Data records
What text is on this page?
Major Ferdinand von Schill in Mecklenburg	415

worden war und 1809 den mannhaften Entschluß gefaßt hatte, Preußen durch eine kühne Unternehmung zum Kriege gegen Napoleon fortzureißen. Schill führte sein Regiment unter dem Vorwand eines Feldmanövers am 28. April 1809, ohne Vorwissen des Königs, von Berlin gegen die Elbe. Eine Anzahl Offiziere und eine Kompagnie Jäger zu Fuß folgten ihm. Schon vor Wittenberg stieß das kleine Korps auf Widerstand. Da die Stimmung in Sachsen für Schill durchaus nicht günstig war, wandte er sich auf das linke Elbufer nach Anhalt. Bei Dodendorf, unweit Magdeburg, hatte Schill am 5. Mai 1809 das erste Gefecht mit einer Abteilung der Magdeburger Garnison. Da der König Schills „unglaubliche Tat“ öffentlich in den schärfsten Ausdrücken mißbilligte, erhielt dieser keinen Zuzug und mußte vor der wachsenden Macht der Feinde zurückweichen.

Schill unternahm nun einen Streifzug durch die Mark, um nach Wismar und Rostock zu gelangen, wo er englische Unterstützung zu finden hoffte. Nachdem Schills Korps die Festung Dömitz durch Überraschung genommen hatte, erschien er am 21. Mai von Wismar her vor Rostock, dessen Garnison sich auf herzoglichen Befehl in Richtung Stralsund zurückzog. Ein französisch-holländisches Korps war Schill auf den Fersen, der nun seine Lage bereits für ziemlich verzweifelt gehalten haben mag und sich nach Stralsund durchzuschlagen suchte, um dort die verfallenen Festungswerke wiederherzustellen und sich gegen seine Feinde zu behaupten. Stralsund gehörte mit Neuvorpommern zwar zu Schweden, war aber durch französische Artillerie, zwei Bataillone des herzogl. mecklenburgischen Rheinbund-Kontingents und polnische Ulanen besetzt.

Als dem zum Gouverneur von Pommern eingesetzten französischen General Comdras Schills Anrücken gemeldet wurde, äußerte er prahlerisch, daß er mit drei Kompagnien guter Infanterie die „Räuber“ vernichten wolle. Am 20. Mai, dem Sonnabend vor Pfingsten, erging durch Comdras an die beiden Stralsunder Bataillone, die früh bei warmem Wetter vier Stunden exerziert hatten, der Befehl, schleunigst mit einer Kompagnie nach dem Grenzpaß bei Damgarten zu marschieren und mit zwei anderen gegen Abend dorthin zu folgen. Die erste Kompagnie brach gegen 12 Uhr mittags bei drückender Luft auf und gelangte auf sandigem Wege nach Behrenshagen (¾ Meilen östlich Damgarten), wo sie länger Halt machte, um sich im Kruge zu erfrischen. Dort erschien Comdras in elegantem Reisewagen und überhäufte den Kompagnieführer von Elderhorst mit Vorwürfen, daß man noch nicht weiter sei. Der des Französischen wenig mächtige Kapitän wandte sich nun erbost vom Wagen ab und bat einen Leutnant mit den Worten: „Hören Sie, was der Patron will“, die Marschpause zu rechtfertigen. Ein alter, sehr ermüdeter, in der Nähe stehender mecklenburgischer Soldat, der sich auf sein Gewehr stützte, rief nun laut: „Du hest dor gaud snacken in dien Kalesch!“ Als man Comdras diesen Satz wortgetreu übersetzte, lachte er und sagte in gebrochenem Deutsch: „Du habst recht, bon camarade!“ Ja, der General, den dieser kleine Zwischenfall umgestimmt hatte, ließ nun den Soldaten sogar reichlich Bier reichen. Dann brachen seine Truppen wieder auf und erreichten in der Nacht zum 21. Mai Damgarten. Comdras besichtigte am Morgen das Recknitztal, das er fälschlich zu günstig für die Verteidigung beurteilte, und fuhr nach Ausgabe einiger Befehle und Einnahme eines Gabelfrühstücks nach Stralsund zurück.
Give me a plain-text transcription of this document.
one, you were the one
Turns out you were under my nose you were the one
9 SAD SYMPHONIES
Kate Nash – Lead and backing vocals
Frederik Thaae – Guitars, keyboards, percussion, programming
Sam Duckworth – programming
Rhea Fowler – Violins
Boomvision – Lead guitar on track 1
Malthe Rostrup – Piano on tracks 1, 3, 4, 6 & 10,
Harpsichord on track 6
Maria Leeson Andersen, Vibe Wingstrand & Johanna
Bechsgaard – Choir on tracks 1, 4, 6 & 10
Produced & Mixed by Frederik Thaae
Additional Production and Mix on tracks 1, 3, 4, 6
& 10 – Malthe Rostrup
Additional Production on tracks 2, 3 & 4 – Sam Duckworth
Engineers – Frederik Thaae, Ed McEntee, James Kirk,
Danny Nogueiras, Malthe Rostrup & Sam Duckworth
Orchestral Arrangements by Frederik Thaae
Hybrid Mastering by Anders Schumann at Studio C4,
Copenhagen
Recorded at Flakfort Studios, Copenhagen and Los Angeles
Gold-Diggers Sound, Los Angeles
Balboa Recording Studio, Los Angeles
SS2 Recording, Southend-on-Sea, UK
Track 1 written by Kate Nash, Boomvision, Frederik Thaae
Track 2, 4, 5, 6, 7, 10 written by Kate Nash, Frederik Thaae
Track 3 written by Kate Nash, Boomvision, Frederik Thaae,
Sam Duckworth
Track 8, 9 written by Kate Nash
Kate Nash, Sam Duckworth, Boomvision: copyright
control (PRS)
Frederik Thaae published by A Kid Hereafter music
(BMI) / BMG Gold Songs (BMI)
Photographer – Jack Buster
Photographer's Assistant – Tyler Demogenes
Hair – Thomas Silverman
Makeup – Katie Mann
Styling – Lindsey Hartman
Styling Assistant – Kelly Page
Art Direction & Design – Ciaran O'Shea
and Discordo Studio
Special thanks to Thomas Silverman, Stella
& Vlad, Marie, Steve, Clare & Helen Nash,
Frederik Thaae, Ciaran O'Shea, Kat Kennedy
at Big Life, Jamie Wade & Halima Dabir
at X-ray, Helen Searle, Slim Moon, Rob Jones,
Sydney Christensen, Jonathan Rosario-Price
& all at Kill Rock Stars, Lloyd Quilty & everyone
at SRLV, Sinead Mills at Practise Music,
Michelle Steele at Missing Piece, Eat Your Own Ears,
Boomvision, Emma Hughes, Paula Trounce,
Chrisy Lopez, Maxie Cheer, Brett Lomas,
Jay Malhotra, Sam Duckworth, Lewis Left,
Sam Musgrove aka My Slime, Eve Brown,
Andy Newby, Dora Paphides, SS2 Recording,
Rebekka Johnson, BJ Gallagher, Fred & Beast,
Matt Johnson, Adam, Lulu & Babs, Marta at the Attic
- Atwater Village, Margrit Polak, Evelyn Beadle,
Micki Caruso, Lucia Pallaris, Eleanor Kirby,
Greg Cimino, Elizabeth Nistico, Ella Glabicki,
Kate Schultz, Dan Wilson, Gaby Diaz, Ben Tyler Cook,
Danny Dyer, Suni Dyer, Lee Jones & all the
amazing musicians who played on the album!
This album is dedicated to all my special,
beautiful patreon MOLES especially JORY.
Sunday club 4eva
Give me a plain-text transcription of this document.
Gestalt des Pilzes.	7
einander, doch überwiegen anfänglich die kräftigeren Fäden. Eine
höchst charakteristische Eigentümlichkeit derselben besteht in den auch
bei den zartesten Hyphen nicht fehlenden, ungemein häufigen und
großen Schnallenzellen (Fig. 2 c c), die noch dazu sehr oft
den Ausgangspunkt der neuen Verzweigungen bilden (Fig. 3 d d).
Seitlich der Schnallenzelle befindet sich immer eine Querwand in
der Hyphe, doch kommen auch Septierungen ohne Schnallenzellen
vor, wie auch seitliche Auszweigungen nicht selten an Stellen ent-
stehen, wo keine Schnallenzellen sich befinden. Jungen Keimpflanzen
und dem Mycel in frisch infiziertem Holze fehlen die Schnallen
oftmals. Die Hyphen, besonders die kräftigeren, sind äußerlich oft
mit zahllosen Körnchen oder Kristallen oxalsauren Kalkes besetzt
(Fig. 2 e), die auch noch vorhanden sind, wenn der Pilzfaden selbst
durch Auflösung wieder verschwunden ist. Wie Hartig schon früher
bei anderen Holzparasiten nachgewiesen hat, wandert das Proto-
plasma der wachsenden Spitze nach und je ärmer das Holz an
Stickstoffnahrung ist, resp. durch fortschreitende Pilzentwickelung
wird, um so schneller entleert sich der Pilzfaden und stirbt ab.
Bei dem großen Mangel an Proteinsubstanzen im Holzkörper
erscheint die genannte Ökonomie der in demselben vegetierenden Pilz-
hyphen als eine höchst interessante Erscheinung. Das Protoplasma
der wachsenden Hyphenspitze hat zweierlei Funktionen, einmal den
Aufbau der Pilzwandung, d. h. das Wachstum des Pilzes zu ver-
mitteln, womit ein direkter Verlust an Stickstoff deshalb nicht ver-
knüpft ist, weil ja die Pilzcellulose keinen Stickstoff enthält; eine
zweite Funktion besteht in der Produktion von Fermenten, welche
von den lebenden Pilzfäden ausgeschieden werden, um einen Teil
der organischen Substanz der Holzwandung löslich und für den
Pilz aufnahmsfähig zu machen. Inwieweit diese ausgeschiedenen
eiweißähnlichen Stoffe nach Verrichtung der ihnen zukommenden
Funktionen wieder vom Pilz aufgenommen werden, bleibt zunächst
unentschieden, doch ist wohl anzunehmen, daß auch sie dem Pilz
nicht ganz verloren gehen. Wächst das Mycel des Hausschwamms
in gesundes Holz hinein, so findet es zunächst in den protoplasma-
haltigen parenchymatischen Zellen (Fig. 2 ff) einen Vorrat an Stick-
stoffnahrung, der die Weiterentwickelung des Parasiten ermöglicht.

Task objective
Among the lines above, find those holding the word "großen" and state how many there are, number only.

Answer
2